(Rows from a dataset)
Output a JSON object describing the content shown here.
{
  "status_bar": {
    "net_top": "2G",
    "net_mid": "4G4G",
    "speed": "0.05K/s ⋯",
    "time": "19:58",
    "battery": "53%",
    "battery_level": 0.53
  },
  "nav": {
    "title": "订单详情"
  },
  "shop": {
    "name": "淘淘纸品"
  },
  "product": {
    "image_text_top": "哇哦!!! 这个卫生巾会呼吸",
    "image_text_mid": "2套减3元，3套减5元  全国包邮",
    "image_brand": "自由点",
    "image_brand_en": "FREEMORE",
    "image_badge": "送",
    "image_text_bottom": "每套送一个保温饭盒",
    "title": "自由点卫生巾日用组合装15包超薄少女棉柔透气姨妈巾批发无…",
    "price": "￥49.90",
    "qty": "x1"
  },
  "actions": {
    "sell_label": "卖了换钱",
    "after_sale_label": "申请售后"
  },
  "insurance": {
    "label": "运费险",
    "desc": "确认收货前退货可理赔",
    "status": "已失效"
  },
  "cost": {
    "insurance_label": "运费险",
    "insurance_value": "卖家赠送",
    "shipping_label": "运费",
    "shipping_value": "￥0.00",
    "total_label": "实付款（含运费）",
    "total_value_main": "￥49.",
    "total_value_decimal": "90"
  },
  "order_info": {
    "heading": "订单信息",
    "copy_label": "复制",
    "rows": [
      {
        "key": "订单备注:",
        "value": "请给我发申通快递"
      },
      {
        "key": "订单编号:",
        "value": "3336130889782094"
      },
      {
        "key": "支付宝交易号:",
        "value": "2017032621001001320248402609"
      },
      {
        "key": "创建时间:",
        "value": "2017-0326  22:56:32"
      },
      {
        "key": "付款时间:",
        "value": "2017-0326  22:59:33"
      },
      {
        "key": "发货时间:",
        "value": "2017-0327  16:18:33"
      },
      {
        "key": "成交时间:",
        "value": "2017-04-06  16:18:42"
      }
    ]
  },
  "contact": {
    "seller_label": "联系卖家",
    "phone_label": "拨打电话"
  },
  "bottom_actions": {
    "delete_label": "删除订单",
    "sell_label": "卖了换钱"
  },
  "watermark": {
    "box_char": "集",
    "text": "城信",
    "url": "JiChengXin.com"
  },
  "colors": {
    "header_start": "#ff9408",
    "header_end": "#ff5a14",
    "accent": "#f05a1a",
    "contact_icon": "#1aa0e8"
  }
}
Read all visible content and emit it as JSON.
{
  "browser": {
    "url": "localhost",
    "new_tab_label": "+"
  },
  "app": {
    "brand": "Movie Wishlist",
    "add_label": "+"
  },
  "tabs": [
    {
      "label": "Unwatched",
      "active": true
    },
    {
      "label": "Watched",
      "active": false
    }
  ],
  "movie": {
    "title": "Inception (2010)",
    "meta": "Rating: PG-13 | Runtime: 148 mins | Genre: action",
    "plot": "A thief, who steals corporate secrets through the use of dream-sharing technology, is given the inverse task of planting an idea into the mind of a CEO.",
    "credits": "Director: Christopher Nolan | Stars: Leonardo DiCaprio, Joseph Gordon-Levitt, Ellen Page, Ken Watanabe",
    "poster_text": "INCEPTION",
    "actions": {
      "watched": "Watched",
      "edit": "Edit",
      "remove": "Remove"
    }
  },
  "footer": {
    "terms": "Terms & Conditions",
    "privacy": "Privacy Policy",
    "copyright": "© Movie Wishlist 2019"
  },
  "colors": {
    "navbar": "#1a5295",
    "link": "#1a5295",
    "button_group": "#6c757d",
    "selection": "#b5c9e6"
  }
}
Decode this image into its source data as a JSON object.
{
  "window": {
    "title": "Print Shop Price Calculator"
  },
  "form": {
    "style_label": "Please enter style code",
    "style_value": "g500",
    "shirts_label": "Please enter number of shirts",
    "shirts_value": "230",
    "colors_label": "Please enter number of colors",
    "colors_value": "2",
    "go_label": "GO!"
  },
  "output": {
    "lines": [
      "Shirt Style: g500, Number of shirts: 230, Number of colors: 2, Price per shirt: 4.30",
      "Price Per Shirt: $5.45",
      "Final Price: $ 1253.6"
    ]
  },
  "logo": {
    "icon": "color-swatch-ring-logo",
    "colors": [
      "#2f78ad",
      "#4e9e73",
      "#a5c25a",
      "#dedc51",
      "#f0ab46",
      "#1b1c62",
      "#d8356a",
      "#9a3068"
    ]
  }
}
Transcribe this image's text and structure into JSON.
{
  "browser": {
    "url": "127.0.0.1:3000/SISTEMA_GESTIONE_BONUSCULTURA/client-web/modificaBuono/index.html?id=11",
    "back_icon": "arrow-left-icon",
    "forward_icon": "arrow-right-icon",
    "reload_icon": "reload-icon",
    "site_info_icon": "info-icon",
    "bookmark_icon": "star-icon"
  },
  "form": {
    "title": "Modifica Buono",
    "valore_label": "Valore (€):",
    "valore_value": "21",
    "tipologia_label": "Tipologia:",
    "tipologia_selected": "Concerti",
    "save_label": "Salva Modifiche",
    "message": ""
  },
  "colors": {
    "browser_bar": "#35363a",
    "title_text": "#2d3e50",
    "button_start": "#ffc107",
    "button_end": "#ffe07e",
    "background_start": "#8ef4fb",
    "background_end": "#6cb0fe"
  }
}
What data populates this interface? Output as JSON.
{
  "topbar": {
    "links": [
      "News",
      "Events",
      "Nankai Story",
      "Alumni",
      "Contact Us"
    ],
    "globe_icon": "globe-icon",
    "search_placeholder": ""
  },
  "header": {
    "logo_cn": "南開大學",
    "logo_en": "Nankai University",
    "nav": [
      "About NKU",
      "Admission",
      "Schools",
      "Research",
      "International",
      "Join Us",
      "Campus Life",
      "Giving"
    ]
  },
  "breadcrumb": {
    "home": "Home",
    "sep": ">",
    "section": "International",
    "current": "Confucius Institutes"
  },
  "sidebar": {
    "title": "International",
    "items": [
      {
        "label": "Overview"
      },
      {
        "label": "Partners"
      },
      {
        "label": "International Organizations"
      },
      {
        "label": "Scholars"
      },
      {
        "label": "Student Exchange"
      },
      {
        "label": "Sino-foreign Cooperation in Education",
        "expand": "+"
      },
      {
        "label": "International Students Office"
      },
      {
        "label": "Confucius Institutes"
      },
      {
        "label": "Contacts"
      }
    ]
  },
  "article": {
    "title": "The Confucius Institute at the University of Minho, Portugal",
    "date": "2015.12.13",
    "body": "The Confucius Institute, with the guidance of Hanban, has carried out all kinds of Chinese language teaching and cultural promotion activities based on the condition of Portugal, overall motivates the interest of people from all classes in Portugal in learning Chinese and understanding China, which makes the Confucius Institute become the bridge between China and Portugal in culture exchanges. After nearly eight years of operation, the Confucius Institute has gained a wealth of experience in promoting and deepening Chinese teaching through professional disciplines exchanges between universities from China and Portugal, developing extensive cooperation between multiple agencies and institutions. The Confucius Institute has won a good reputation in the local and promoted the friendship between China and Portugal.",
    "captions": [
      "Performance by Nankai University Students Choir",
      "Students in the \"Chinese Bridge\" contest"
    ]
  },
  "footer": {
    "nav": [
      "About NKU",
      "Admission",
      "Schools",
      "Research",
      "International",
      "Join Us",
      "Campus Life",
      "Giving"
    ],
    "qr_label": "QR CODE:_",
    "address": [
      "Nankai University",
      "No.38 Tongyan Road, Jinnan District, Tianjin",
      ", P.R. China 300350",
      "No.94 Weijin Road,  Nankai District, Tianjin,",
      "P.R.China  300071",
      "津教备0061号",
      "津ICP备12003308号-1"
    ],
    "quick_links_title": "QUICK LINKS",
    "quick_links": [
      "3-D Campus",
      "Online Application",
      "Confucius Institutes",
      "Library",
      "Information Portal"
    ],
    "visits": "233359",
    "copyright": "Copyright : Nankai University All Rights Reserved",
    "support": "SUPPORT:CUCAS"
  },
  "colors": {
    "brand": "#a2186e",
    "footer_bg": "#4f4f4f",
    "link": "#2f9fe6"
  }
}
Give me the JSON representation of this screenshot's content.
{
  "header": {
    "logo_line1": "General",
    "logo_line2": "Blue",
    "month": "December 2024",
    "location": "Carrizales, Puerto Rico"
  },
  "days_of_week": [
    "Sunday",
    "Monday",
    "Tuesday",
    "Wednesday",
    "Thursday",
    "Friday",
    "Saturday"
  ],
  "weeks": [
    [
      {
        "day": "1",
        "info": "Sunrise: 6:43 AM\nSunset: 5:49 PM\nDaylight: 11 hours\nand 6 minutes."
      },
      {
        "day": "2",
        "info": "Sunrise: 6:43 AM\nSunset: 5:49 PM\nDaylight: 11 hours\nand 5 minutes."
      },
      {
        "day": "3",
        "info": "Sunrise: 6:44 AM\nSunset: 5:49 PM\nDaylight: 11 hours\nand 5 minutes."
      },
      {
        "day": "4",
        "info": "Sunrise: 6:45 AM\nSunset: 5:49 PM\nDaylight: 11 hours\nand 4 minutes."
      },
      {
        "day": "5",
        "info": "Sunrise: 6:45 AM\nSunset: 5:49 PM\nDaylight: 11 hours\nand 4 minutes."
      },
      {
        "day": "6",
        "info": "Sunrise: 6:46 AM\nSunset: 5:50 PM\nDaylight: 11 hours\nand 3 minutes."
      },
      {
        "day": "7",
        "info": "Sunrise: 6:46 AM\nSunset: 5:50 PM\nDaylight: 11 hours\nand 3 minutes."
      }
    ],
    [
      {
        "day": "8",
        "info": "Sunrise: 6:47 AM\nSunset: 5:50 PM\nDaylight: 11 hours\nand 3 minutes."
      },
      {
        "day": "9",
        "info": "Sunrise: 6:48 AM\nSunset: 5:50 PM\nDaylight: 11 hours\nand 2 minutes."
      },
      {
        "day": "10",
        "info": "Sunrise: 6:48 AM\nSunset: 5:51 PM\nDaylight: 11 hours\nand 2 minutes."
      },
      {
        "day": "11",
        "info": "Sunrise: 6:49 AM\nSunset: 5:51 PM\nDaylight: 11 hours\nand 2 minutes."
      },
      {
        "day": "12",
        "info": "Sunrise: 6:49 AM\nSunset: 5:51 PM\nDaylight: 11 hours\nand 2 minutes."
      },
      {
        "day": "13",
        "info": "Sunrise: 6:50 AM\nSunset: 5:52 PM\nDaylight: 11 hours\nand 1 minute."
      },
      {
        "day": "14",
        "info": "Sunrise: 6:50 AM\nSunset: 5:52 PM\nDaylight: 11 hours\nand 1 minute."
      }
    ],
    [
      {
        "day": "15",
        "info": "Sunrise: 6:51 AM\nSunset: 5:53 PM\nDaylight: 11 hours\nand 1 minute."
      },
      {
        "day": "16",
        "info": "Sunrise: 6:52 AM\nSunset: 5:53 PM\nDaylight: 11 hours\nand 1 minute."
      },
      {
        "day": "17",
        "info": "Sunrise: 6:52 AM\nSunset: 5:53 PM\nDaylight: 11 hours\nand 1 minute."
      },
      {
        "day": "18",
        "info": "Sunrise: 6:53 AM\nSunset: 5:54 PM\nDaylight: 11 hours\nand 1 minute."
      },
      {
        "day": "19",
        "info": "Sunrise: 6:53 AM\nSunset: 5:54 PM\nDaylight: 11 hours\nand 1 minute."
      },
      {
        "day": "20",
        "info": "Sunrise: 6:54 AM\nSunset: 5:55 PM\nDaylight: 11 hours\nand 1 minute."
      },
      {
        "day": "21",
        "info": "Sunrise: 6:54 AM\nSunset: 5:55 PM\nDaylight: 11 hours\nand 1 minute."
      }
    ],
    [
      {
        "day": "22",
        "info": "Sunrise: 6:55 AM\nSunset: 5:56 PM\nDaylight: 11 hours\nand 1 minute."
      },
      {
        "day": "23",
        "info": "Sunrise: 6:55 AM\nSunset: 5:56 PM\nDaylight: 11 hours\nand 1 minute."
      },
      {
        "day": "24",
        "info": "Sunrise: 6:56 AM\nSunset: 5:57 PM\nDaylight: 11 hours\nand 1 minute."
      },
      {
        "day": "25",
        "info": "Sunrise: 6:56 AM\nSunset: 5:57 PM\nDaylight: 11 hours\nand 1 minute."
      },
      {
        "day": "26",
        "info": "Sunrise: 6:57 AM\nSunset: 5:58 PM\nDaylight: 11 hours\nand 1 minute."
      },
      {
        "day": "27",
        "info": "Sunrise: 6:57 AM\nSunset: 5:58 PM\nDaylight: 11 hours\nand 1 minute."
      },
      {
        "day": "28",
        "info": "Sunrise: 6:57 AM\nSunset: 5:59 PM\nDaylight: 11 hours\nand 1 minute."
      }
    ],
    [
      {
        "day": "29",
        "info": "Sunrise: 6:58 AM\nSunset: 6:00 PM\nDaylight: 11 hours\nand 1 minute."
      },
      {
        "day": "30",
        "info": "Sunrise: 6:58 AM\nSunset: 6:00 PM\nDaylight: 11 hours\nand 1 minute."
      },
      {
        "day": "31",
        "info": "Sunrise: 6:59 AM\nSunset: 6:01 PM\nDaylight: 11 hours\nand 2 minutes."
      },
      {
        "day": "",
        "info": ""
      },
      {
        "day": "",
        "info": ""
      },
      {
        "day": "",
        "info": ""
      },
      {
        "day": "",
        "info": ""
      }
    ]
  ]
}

■ Exercise task:
From the listing, copy each line containing the word "International".

■ Response below:
      "International",
    "section": "International",
    "title": "International",
        "label": "International Organizations"
        "label": "International Students Office"
      "International",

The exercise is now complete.